--- start LISTED ENTRIES ---

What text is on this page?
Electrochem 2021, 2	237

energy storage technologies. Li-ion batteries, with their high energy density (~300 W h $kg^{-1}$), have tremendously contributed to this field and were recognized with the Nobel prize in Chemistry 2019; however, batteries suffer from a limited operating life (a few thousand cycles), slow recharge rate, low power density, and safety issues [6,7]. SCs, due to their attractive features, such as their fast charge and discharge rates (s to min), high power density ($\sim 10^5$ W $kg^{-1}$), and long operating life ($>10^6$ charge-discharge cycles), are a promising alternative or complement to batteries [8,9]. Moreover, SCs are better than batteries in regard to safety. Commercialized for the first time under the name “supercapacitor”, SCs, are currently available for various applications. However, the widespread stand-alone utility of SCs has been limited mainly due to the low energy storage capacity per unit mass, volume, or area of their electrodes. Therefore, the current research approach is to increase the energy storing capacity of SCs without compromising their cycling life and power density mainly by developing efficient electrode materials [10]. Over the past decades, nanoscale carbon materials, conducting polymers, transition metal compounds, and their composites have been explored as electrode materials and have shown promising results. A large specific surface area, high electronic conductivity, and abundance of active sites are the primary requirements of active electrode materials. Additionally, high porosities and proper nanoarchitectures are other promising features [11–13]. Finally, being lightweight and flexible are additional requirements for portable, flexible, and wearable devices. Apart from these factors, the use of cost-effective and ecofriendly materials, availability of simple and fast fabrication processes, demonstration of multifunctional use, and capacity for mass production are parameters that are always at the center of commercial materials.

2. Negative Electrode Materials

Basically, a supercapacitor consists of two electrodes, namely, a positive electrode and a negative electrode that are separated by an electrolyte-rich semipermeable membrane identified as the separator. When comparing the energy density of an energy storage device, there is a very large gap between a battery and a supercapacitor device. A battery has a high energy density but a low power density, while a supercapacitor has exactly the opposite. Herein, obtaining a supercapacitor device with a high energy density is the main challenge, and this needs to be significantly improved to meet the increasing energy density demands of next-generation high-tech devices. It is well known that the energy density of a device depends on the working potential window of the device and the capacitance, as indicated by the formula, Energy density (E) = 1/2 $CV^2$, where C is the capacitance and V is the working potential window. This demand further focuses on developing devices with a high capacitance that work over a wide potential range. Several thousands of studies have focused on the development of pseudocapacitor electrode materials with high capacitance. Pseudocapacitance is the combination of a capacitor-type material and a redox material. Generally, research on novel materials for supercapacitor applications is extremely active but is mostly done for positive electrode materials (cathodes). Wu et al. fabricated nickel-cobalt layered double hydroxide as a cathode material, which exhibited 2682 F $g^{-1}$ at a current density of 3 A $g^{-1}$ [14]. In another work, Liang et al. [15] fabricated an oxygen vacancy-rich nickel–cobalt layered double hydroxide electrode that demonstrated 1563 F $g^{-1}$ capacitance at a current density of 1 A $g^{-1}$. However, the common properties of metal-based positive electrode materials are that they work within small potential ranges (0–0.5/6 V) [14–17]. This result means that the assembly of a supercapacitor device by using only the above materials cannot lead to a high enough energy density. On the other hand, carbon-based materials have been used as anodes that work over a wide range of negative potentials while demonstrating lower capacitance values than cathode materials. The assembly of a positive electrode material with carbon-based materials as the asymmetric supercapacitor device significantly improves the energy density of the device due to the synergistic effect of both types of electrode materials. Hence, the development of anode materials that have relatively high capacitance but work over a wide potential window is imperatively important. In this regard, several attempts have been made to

--- end LISTED ENTRIES ---

Copy every record above exactly as it appears.

What text is on this page?
Electrochem 2021, 2	237

energy storage technologies. Li-ion batteries, with their high energy density (~300 W h $kg^{-1}$), have tremendously contributed to this field and were recognized with the Nobel prize in Chemistry 2019; however, batteries suffer from a limited operating life (a few thousand cycles), slow recharge rate, low power density, and safety issues [6,7]. SCs, due to their attractive features, such as their fast charge and discharge rates (s to min), high power density ($\sim 10^5$ W $kg^{-1}$), and long operating life ($>10^6$ charge-discharge cycles), are a promising alternative or complement to batteries [8,9]. Moreover, SCs are better than batteries in regard to safety. Commercialized for the first time under the name “supercapacitor”, SCs, are currently available for various applications. However, the widespread stand-alone utility of SCs has been limited mainly due to the low energy storage capacity per unit mass, volume, or area of their electrodes. Therefore, the current research approach is to increase the energy storing capacity of SCs without compromising their cycling life and power density mainly by developing efficient electrode materials [10]. Over the past decades, nanoscale carbon materials, conducting polymers, transition metal compounds, and their composites have been explored as electrode materials and have shown promising results. A large specific surface area, high electronic conductivity, and abundance of active sites are the primary requirements of active electrode materials. Additionally, high porosities and proper nanoarchitectures are other promising features [11–13]. Finally, being lightweight and flexible are additional requirements for portable, flexible, and wearable devices. Apart from these factors, the use of cost-effective and ecofriendly materials, availability of simple and fast fabrication processes, demonstration of multifunctional use, and capacity for mass production are parameters that are always at the center of commercial materials.

2. Negative Electrode Materials

Basically, a supercapacitor consists of two electrodes, namely, a positive electrode and a negative electrode that are separated by an electrolyte-rich semipermeable membrane identified as the separator. When comparing the energy density of an energy storage device, there is a very large gap between a battery and a supercapacitor device. A battery has a high energy density but a low power density, while a supercapacitor has exactly the opposite. Herein, obtaining a supercapacitor device with a high energy density is the main challenge, and this needs to be significantly improved to meet the increasing energy density demands of next-generation high-tech devices. It is well known that the energy density of a device depends on the working potential window of the device and the capacitance, as indicated by the formula, Energy density (E) = 1/2 $CV^2$, where C is the capacitance and V is the working potential window. This demand further focuses on developing devices with a high capacitance that work over a wide potential range. Several thousands of studies have focused on the development of pseudocapacitor electrode materials with high capacitance. Pseudocapacitance is the combination of a capacitor-type material and a redox material. Generally, research on novel materials for supercapacitor applications is extremely active but is mostly done for positive electrode materials (cathodes). Wu et al. fabricated nickel-cobalt layered double hydroxide as a cathode material, which exhibited 2682 F $g^{-1}$ at a current density of 3 A $g^{-1}$ [14]. In another work, Liang et al. [15] fabricated an oxygen vacancy-rich nickel–cobalt layered double hydroxide electrode that demonstrated 1563 F $g^{-1}$ capacitance at a current density of 1 A $g^{-1}$. However, the common properties of metal-based positive electrode materials are that they work within small potential ranges (0–0.5/6 V) [14–17]. This result means that the assembly of a supercapacitor device by using only the above materials cannot lead to a high enough energy density. On the other hand, carbon-based materials have been used as anodes that work over a wide range of negative potentials while demonstrating lower capacitance values than cathode materials. The assembly of a positive electrode material with carbon-based materials as the asymmetric supercapacitor device significantly improves the energy density of the device due to the synergistic effect of both types of electrode materials. Hence, the development of anode materials that have relatively high capacitance but work over a wide potential window is imperatively important. In this regard, several attempts have been made to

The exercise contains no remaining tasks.